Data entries

##############################

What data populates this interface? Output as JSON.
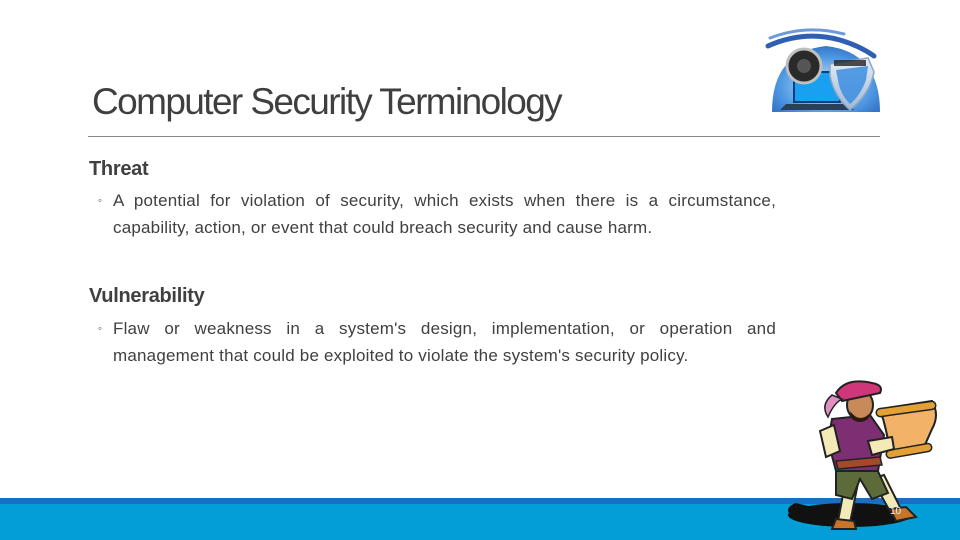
{
  "slide": {
    "title": "Computer Security Terminology",
    "page_number": "10",
    "sections": [
      {
        "heading": "Threat",
        "bullet": "A potential for violation of security, which exists when there is a circumstance, capability, action, or event that could breach security and cause harm."
      },
      {
        "heading": "Vulnerability",
        "bullet": "Flaw or weakness in a system's design, implementation, or operation and management that could be exploited to violate the system's security policy."
      }
    ],
    "bullet_symbol": "◦",
    "images": {
      "top_right": "security-laptop-shield-icon",
      "bottom_right": "herald-reading-scroll-clipart"
    },
    "colors": {
      "title": "#3f3f3f",
      "body_text": "#404040",
      "footer_band": "#039ed8",
      "footer_stripe": "#1a6fc0"
    }
  }
}
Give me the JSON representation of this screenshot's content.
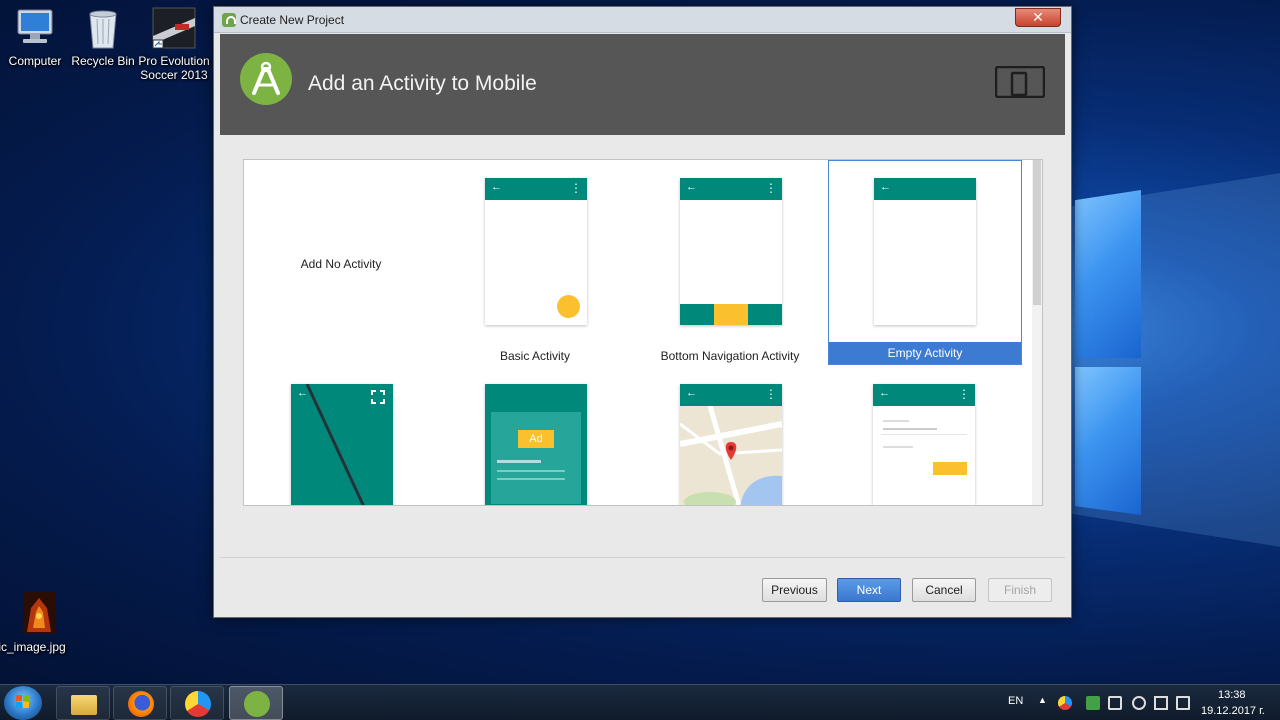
{
  "desktop": {
    "icons": [
      {
        "label": "Computer"
      },
      {
        "label": "Recycle Bin"
      },
      {
        "label": "Pro Evolution Soccer 2013"
      },
      {
        "label": "ic_image.jpg"
      }
    ]
  },
  "dialog": {
    "window_title": "Create New Project",
    "close_label": "✕",
    "header_title": "Add an Activity to Mobile",
    "activities": [
      {
        "label": "Add No Activity",
        "selected": false
      },
      {
        "label": "Basic Activity",
        "selected": false
      },
      {
        "label": "Bottom Navigation Activity",
        "selected": false
      },
      {
        "label": "Empty Activity",
        "selected": true
      },
      {
        "label": "",
        "selected": false
      },
      {
        "label": "",
        "selected": false
      },
      {
        "label": "",
        "selected": false
      },
      {
        "label": "",
        "selected": false
      }
    ],
    "ad_badge": "Ad",
    "buttons": {
      "previous": "Previous",
      "next": "Next",
      "cancel": "Cancel",
      "finish": "Finish"
    }
  },
  "taskbar": {
    "language": "EN",
    "time": "13:38",
    "date": "19.12.2017 г."
  },
  "colors": {
    "teal": "#00897b",
    "accent_yellow": "#fbc02d",
    "selection_blue": "#3d7ad1",
    "android_green": "#7cb342"
  }
}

##############################

> _Given instruction_:
Restate the whole listing above exactly, except for its images.

> _Answer for this exercise_:
What data populates this interface? Output as JSON.
{
  "slide": {
    "title": "Computer Security Terminology",
    "page_number": "10",
    "sections": [
      {
        "heading": "Threat",
        "bullet": "A potential for violation of security, which exists when there is a circumstance, capability, action, or event that could breach security and cause harm."
      },
      {
        "heading": "Vulnerability",
        "bullet": "Flaw or weakness in a system's design, implementation, or operation and management that could be exploited to violate the system's security policy."
      }
    ],
    "bullet_symbol": "◦",
    "images": {
      "top_right": "security-laptop-shield-icon",
      "bottom_right": "herald-reading-scroll-clipart"
    },
    "colors": {
      "title": "#3f3f3f",
      "body_text": "#404040",
      "footer_band": "#039ed8",
      "footer_stripe": "#1a6fc0"
    }
  }
}
Give me the JSON representation of this screenshot's content.
{
  "desktop": {
    "icons": [
      {
        "label": "Computer"
      },
      {
        "label": "Recycle Bin"
      },
      {
        "label": "Pro Evolution Soccer 2013"
      },
      {
        "label": "ic_image.jpg"
      }
    ]
  },
  "dialog": {
    "window_title": "Create New Project",
    "close_label": "✕",
    "header_title": "Add an Activity to Mobile",
    "activities": [
      {
        "label": "Add No Activity",
        "selected": false
      },
      {
        "label": "Basic Activity",
        "selected": false
      },
      {
        "label": "Bottom Navigation Activity",
        "selected": false
      },
      {
        "label": "Empty Activity",
        "selected": true
      },
      {
        "label": "",
        "selected": false
      },
      {
        "label": "",
        "selected": false
      },
      {
        "label": "",
        "selected": false
      },
      {
        "label": "",
        "selected": false
      }
    ],
    "ad_badge": "Ad",
    "buttons": {
      "previous": "Previous",
      "next": "Next",
      "cancel": "Cancel",
      "finish": "Finish"
    }
  },
  "taskbar": {
    "language": "EN",
    "time": "13:38",
    "date": "19.12.2017 г."
  },
  "colors": {
    "teal": "#00897b",
    "accent_yellow": "#fbc02d",
    "selection_blue": "#3d7ad1",
    "android_green": "#7cb342"
  }
}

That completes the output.